__Text__.

Actually, it was after I received a UBN for the 2001 Russian DX Contest
when I decided to change my very good VA3UZ call for current - available
at that moment (and not-so-good) VE3DZ. A couple of hundreds guys logged
me as "UA3UZ" due to some smart DX cluster spotters.
I remember one year some W7 guy used to spot deliberately wrong calls in
the ARRL DX CW. And if you are not assisted, the only way to suspect
(even not to "know") that something is wrong is when all of a sudden you
start to work a lot of dupes.
So, what does it have to do with accuracy of sending by the CQ'er??? I
have no idea why so many of you are in awe of RDXC, and why 2nd WRTC in
a row decided to give this contest a highest mark for selection process
putting it in the same row with CQ WW's...

__Material__.
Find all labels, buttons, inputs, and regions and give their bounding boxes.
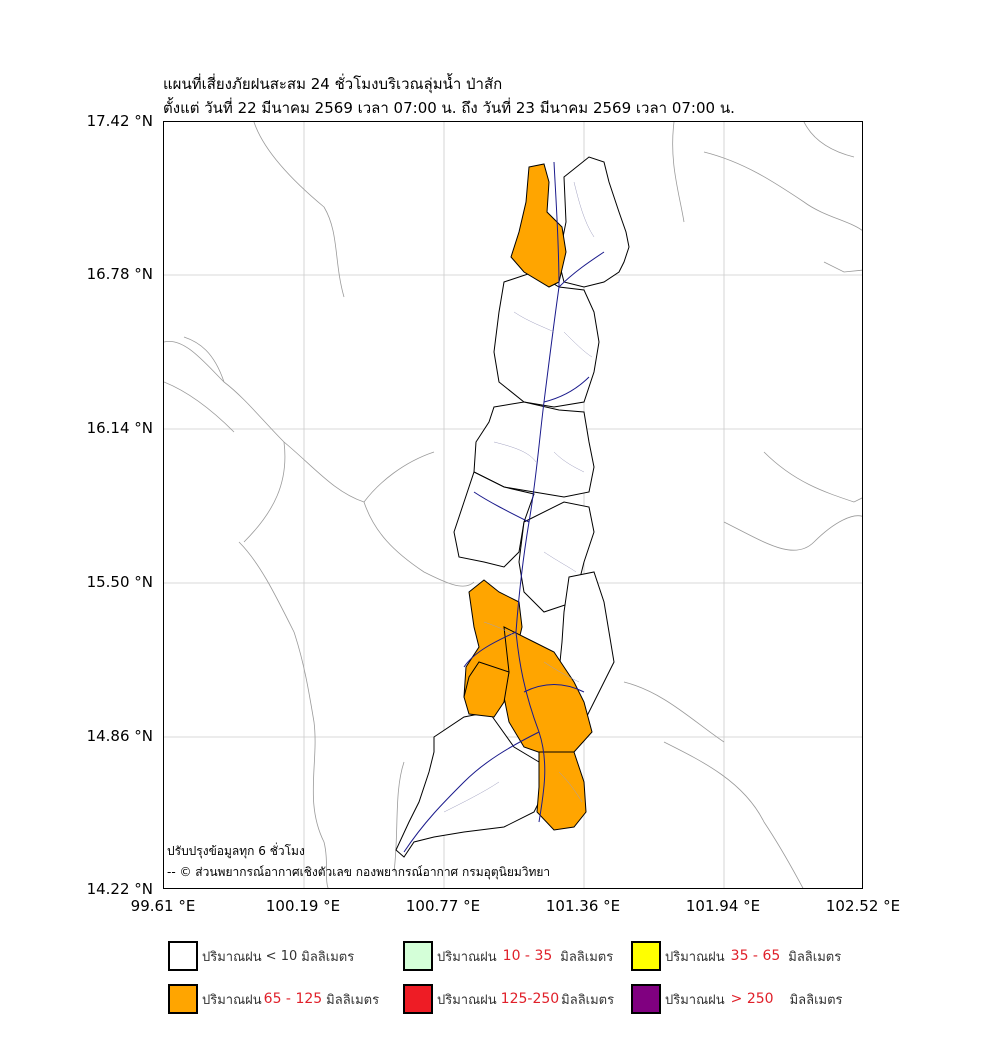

__Objective A__.
Answer these questions from the post on contest call signs:
(i) For which contest did the writer receive a UBN?
(ii) What call sign did the writer switch to?
(iii) In which contest did a W7 station spot deliberately wrong calls?
__Objective B__.
Echo the stretch of the post on contest call signs from "Actually, it was" through "with CQ WW's...".
__Objective C__.
Write what follows the last sentence of the post on contest call signs.
The material is separate from the post on contest call signs.

__Written response A__.
(i) The 2001 Russian DX Contest.
(ii) VE3DZ.
(iii) The ARRL DX CW.

__Written response B__.
Actually, it was after I received a UBN for the 2001 Russian DX Contest
when I decided to change my very good VA3UZ call for current - available
at that moment (and not-so-good) VE3DZ. A couple of hundreds guys logged
me as "UA3UZ" due to some smart DX cluster spotters.
I remember one year some W7 guy used to spot deliberately wrong calls in
the ARRL DX CW. And if you are not assisted, the only way to suspect
(even not to "know") that something is wrong is when all of a sudden you
start to work a lot of dupes.
So, what does it have to do with accuracy of sending by the CQ'er??? I
have no idea why so many of you are in awe of RDXC, and why 2nd WRTC in
a row decided to give this contest a highest mark for selection process
putting it in the same row with CQ WW's...

__Written response C__.
Again, penalizing an operator for something he's never done - what could
be more dumber? Then let the organizers change the exchange procedure -
make it an obligation for both guys to transmit both calls, or make it
similar to Sprint exchange... But like I said, even that might not help.
And don't forget that if you work a lot of uniques in this Contest - for
instance, staying over 14225 for General Class operators, these contacts
will be removed too.
Yuri VE3DZ
On 3/13/2019 12:04 PM, rjairam@gmail.com wrote:
What if the other person not sure, deletes your call from their log?
You end up losing that QSO.
I don't have insight into log checking but I'd imagine that if the
computer can determine that the call was busted, one side would get
the Q credit - for example copying 6Y1V as BY1V, 6Y1V still gets the
credit. If it's completely off like copying W1VE as HB9/DL1ABC (due to
bad cluster spot) that you may lose the QSO point...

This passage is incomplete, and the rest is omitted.